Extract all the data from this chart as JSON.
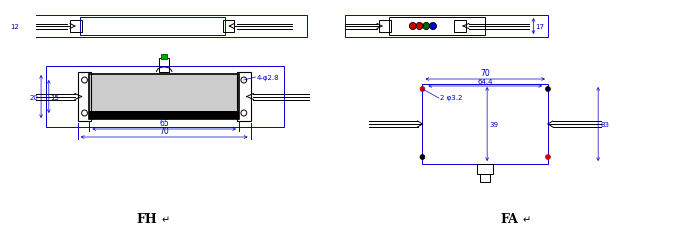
{
  "bg_color": "#ffffff",
  "blue": "#0000cc",
  "black": "#000000",
  "red": "#cc0000",
  "green": "#006600",
  "gray": "#555555",
  "label_FH": "FH",
  "label_FA": "FA",
  "dim_12": "12",
  "dim_20": "20",
  "dim_15": "15",
  "dim_65": "65",
  "dim_70": "70",
  "dim_4holes": "4-φ2.8",
  "dim_17": "17",
  "dim_70b": "70",
  "dim_644": "64.4",
  "dim_2holes": "2 φ3.2",
  "dim_39": "39",
  "dim_83": "83"
}
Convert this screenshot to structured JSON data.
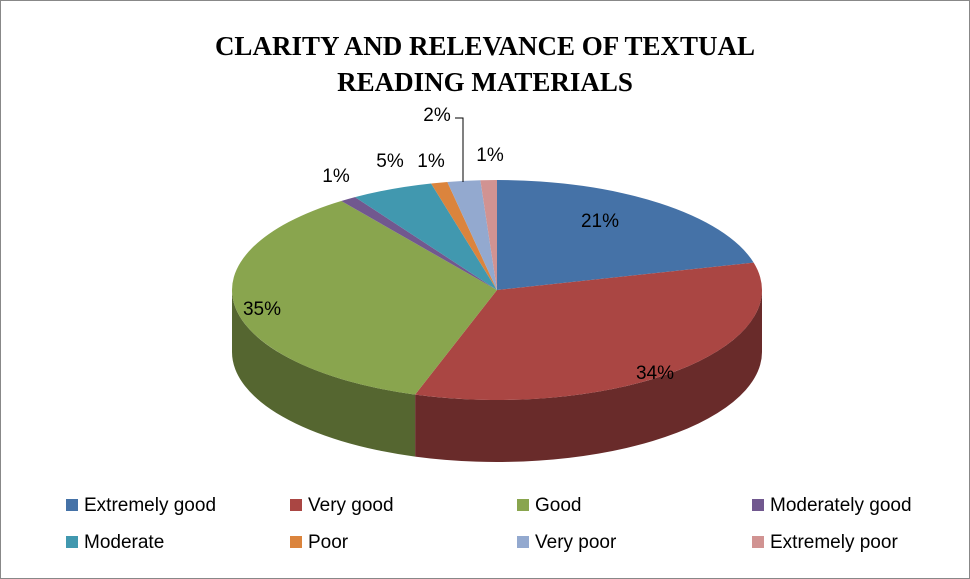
{
  "chart_data": {
    "type": "pie3d",
    "title": "CLARITY AND RELEVANCE OF TEXTUAL READING MATERIALS",
    "categories": [
      "Extremely good",
      "Very good",
      "Good",
      "Moderately good",
      "Moderate",
      "Poor",
      "Very poor",
      "Extremely poor"
    ],
    "values": [
      21,
      34,
      35,
      1,
      5,
      1,
      2,
      1
    ],
    "value_labels": [
      "21%",
      "34%",
      "35%",
      "1%",
      "5%",
      "1%",
      "2%",
      "1%"
    ],
    "colors": [
      "#4572a7",
      "#aa4643",
      "#89a54e",
      "#71588f",
      "#4198af",
      "#db843d",
      "#93a9cf",
      "#d19392"
    ],
    "legend": "bottom"
  }
}
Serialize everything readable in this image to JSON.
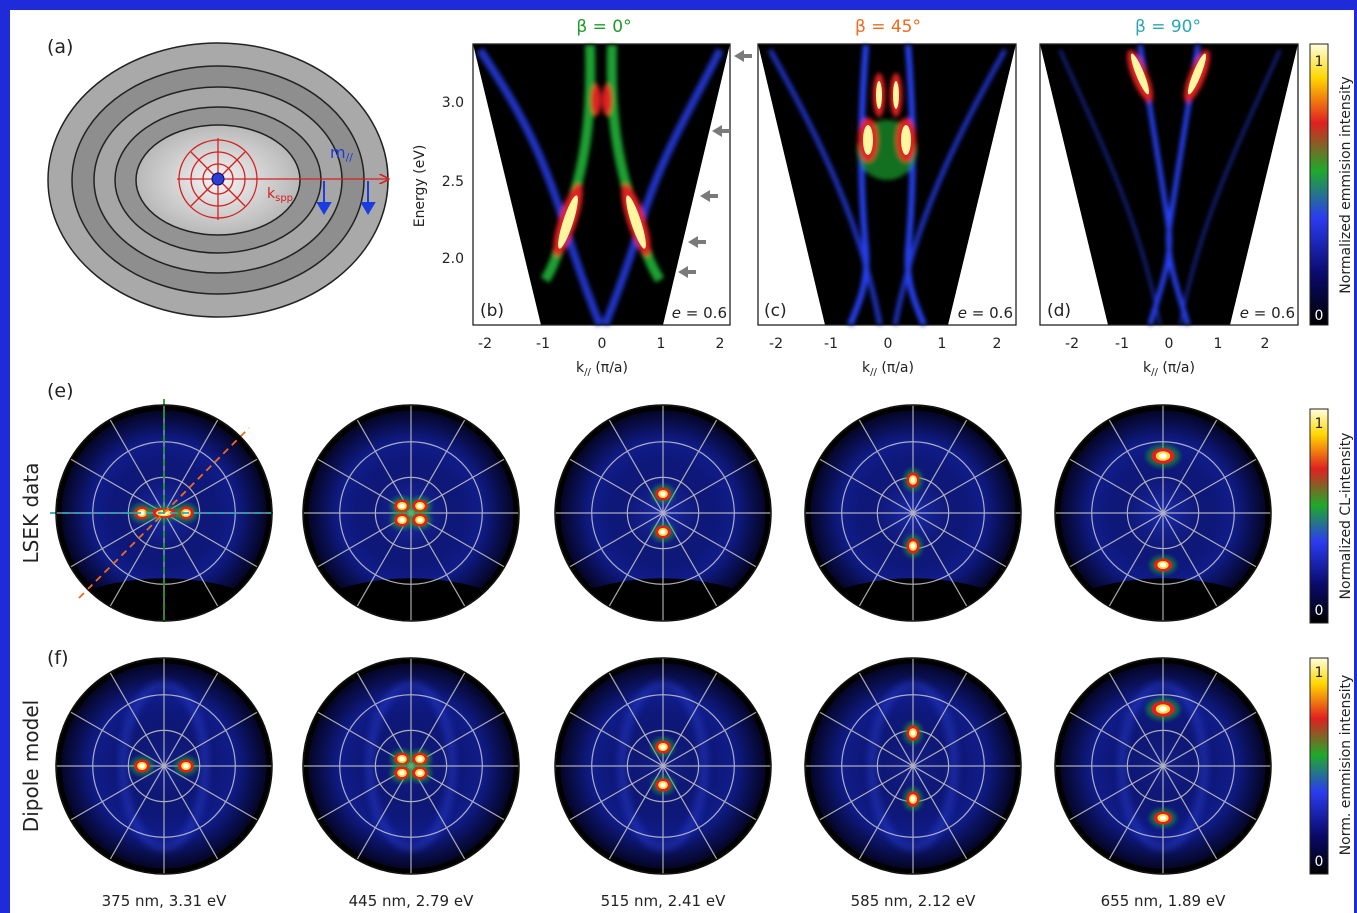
{
  "panel_a": {
    "label": "(a)",
    "k_label": "k",
    "k_sub": "spp",
    "m_label": "m",
    "m_sub": "//"
  },
  "dispersion": {
    "panels": [
      {
        "label": "(b)",
        "beta_title": "β = 0°",
        "beta_color": "#1e9a2a",
        "e_label": "e",
        "e_value": " = 0.6"
      },
      {
        "label": "(c)",
        "beta_title": "β = 45°",
        "beta_color": "#f06a1c",
        "e_label": "e",
        "e_value": " = 0.6"
      },
      {
        "label": "(d)",
        "beta_title": "β = 90°",
        "beta_color": "#2aa6b6",
        "e_label": "e",
        "e_value": " = 0.6"
      }
    ],
    "y_label": "Energy (eV)",
    "y_ticks": [
      "3.0",
      "2.5",
      "2.0"
    ],
    "x_ticks": [
      "-2",
      "-1",
      "0",
      "1",
      "2"
    ],
    "x_label_main": "k",
    "x_label_sub": "//",
    "x_label_unit": " (π/a)",
    "colorbar": {
      "label": "Normalized emmision intensity",
      "max": "1",
      "min": "0"
    }
  },
  "row_e": {
    "label": "(e)",
    "row_title": "LSEK data",
    "colorbar": {
      "label": "Normalized CL-intensity",
      "max": "1",
      "min": "0"
    }
  },
  "row_f": {
    "label": "(f)",
    "row_title": "Dipole model",
    "colorbar": {
      "label": "Norm. emmision intensity",
      "max": "1",
      "min": "0"
    }
  },
  "wavelengths": [
    "375 nm, 3.31 eV",
    "445 nm, 2.79 eV",
    "515 nm, 2.41 eV",
    "585 nm, 2.12 eV",
    "655 nm, 1.89 eV"
  ],
  "colors": {
    "frame": "#1f2bd8",
    "ring_red": "#d42020",
    "arrow_blue": "#1a3ce0",
    "arrow_gray": "#7a7a7a"
  }
}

• • • • •

Instructions to follow.
A faithful copy of the records above is needed, with the pictures left out.

Full solution.
Extract all the data from this chart as JSON.
{
  "bg_color": "#ffffff",
  "blue": "#0000cc",
  "black": "#000000",
  "red": "#cc0000",
  "green": "#006600",
  "gray": "#555555",
  "label_FH": "FH",
  "label_FA": "FA",
  "dim_12": "12",
  "dim_20": "20",
  "dim_15": "15",
  "dim_65": "65",
  "dim_70": "70",
  "dim_4holes": "4-φ2.8",
  "dim_17": "17",
  "dim_70b": "70",
  "dim_644": "64.4",
  "dim_2holes": "2 φ3.2",
  "dim_39": "39",
  "dim_83": "83"
}
Convert this screenshot to structured JSON data.
{
  "chart_data": {
    "type": "pie3d",
    "title": "CLARITY AND RELEVANCE OF TEXTUAL READING MATERIALS",
    "categories": [
      "Extremely good",
      "Very good",
      "Good",
      "Moderately good",
      "Moderate",
      "Poor",
      "Very poor",
      "Extremely poor"
    ],
    "values": [
      21,
      34,
      35,
      1,
      5,
      1,
      2,
      1
    ],
    "value_labels": [
      "21%",
      "34%",
      "35%",
      "1%",
      "5%",
      "1%",
      "2%",
      "1%"
    ],
    "colors": [
      "#4572a7",
      "#aa4643",
      "#89a54e",
      "#71588f",
      "#4198af",
      "#db843d",
      "#93a9cf",
      "#d19392"
    ],
    "legend": "bottom"
  }
}
Serialize everything readable in this image to JSON.
{
  "panel_a": {
    "label": "(a)",
    "k_label": "k",
    "k_sub": "spp",
    "m_label": "m",
    "m_sub": "//"
  },
  "dispersion": {
    "panels": [
      {
        "label": "(b)",
        "beta_title": "β = 0°",
        "beta_color": "#1e9a2a",
        "e_label": "e",
        "e_value": " = 0.6"
      },
      {
        "label": "(c)",
        "beta_title": "β = 45°",
        "beta_color": "#f06a1c",
        "e_label": "e",
        "e_value": " = 0.6"
      },
      {
        "label": "(d)",
        "beta_title": "β = 90°",
        "beta_color": "#2aa6b6",
        "e_label": "e",
        "e_value": " = 0.6"
      }
    ],
    "y_label": "Energy (eV)",
    "y_ticks": [
      "3.0",
      "2.5",
      "2.0"
    ],
    "x_ticks": [
      "-2",
      "-1",
      "0",
      "1",
      "2"
    ],
    "x_label_main": "k",
    "x_label_sub": "//",
    "x_label_unit": " (π/a)",
    "colorbar": {
      "label": "Normalized emmision intensity",
      "max": "1",
      "min": "0"
    }
  },
  "row_e": {
    "label": "(e)",
    "row_title": "LSEK data",
    "colorbar": {
      "label": "Normalized CL-intensity",
      "max": "1",
      "min": "0"
    }
  },
  "row_f": {
    "label": "(f)",
    "row_title": "Dipole model",
    "colorbar": {
      "label": "Norm. emmision intensity",
      "max": "1",
      "min": "0"
    }
  },
  "wavelengths": [
    "375 nm, 3.31 eV",
    "445 nm, 2.79 eV",
    "515 nm, 2.41 eV",
    "585 nm, 2.12 eV",
    "655 nm, 1.89 eV"
  ],
  "colors": {
    "frame": "#1f2bd8",
    "ring_red": "#d42020",
    "arrow_blue": "#1a3ce0",
    "arrow_gray": "#7a7a7a"
  }
}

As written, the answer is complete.